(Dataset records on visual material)
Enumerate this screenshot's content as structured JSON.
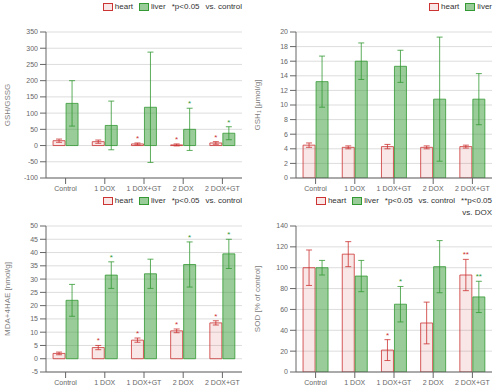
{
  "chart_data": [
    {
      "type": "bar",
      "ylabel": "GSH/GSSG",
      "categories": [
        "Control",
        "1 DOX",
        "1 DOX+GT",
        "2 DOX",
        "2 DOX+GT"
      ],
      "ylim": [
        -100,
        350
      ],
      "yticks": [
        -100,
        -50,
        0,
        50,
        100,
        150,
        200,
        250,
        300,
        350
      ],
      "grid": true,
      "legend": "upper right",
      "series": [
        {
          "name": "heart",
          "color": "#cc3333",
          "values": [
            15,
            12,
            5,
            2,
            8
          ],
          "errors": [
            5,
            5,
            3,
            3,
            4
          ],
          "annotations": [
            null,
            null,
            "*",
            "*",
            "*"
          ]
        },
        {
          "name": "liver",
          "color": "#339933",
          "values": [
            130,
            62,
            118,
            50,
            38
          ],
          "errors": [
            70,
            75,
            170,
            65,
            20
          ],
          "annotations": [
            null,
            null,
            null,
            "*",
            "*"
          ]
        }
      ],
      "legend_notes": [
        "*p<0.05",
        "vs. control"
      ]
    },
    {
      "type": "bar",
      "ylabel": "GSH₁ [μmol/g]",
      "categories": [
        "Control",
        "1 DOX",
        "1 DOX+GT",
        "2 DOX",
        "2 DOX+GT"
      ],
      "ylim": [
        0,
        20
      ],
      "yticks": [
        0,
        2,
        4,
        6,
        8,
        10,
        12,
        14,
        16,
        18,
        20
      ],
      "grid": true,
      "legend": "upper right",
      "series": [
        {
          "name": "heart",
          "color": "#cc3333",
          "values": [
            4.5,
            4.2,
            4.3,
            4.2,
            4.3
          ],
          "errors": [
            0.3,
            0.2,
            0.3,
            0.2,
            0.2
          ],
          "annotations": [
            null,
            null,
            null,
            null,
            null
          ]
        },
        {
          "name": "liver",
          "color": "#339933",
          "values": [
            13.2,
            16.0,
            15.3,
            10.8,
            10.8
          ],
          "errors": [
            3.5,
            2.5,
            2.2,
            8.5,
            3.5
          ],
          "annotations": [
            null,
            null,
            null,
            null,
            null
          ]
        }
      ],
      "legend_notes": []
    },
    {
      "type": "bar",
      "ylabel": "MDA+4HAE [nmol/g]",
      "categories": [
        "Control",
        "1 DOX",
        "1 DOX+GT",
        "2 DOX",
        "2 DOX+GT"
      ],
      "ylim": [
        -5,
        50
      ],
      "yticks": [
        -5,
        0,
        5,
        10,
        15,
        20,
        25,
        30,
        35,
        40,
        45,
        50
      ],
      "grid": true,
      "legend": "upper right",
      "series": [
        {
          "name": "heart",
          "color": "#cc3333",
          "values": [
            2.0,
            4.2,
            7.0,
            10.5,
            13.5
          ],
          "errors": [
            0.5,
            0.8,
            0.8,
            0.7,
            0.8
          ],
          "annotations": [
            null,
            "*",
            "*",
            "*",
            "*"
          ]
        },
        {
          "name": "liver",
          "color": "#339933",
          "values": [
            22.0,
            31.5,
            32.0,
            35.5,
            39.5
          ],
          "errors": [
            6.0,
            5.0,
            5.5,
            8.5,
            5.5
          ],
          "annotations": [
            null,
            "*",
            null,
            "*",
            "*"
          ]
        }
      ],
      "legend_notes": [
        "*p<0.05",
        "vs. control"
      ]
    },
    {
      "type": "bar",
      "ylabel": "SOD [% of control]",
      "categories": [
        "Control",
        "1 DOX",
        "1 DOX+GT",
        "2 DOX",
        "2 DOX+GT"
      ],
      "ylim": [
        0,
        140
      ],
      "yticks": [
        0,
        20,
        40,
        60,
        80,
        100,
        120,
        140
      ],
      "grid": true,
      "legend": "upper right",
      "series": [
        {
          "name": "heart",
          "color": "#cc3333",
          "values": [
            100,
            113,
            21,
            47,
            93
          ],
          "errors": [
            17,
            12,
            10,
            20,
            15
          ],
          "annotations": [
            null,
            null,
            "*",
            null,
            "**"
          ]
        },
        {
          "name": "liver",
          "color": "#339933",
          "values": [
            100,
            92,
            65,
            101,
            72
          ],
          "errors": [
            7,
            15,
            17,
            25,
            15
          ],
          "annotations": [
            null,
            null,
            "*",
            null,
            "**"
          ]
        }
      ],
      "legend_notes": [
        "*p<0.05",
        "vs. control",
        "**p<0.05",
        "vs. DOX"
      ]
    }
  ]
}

**Exercise description**
Give every line back word for word and leave the pictures out.

**Exercise response**
Enumerate this screenshot's content as structured JSON.
{
  "chart_data": [
    {
      "type": "bar",
      "ylabel": "GSH/GSSG",
      "categories": [
        "Control",
        "1 DOX",
        "1 DOX+GT",
        "2 DOX",
        "2 DOX+GT"
      ],
      "ylim": [
        -100,
        350
      ],
      "yticks": [
        -100,
        -50,
        0,
        50,
        100,
        150,
        200,
        250,
        300,
        350
      ],
      "grid": true,
      "legend": "upper right",
      "series": [
        {
          "name": "heart",
          "color": "#cc3333",
          "values": [
            15,
            12,
            5,
            2,
            8
          ],
          "errors": [
            5,
            5,
            3,
            3,
            4
          ],
          "annotations": [
            null,
            null,
            "*",
            "*",
            "*"
          ]
        },
        {
          "name": "liver",
          "color": "#339933",
          "values": [
            130,
            62,
            118,
            50,
            38
          ],
          "errors": [
            70,
            75,
            170,
            65,
            20
          ],
          "annotations": [
            null,
            null,
            null,
            "*",
            "*"
          ]
        }
      ],
      "legend_notes": [
        "*p<0.05",
        "vs. control"
      ]
    },
    {
      "type": "bar",
      "ylabel": "GSH₁ [μmol/g]",
      "categories": [
        "Control",
        "1 DOX",
        "1 DOX+GT",
        "2 DOX",
        "2 DOX+GT"
      ],
      "ylim": [
        0,
        20
      ],
      "yticks": [
        0,
        2,
        4,
        6,
        8,
        10,
        12,
        14,
        16,
        18,
        20
      ],
      "grid": true,
      "legend": "upper right",
      "series": [
        {
          "name": "heart",
          "color": "#cc3333",
          "values": [
            4.5,
            4.2,
            4.3,
            4.2,
            4.3
          ],
          "errors": [
            0.3,
            0.2,
            0.3,
            0.2,
            0.2
          ],
          "annotations": [
            null,
            null,
            null,
            null,
            null
          ]
        },
        {
          "name": "liver",
          "color": "#339933",
          "values": [
            13.2,
            16.0,
            15.3,
            10.8,
            10.8
          ],
          "errors": [
            3.5,
            2.5,
            2.2,
            8.5,
            3.5
          ],
          "annotations": [
            null,
            null,
            null,
            null,
            null
          ]
        }
      ],
      "legend_notes": []
    },
    {
      "type": "bar",
      "ylabel": "MDA+4HAE [nmol/g]",
      "categories": [
        "Control",
        "1 DOX",
        "1 DOX+GT",
        "2 DOX",
        "2 DOX+GT"
      ],
      "ylim": [
        -5,
        50
      ],
      "yticks": [
        -5,
        0,
        5,
        10,
        15,
        20,
        25,
        30,
        35,
        40,
        45,
        50
      ],
      "grid": true,
      "legend": "upper right",
      "series": [
        {
          "name": "heart",
          "color": "#cc3333",
          "values": [
            2.0,
            4.2,
            7.0,
            10.5,
            13.5
          ],
          "errors": [
            0.5,
            0.8,
            0.8,
            0.7,
            0.8
          ],
          "annotations": [
            null,
            "*",
            "*",
            "*",
            "*"
          ]
        },
        {
          "name": "liver",
          "color": "#339933",
          "values": [
            22.0,
            31.5,
            32.0,
            35.5,
            39.5
          ],
          "errors": [
            6.0,
            5.0,
            5.5,
            8.5,
            5.5
          ],
          "annotations": [
            null,
            "*",
            null,
            "*",
            "*"
          ]
        }
      ],
      "legend_notes": [
        "*p<0.05",
        "vs. control"
      ]
    },
    {
      "type": "bar",
      "ylabel": "SOD [% of control]",
      "categories": [
        "Control",
        "1 DOX",
        "1 DOX+GT",
        "2 DOX",
        "2 DOX+GT"
      ],
      "ylim": [
        0,
        140
      ],
      "yticks": [
        0,
        20,
        40,
        60,
        80,
        100,
        120,
        140
      ],
      "grid": true,
      "legend": "upper right",
      "series": [
        {
          "name": "heart",
          "color": "#cc3333",
          "values": [
            100,
            113,
            21,
            47,
            93
          ],
          "errors": [
            17,
            12,
            10,
            20,
            15
          ],
          "annotations": [
            null,
            null,
            "*",
            null,
            "**"
          ]
        },
        {
          "name": "liver",
          "color": "#339933",
          "values": [
            100,
            92,
            65,
            101,
            72
          ],
          "errors": [
            7,
            15,
            17,
            25,
            15
          ],
          "annotations": [
            null,
            null,
            "*",
            null,
            "**"
          ]
        }
      ],
      "legend_notes": [
        "*p<0.05",
        "vs. control",
        "**p<0.05",
        "vs. DOX"
      ]
    }
  ]
}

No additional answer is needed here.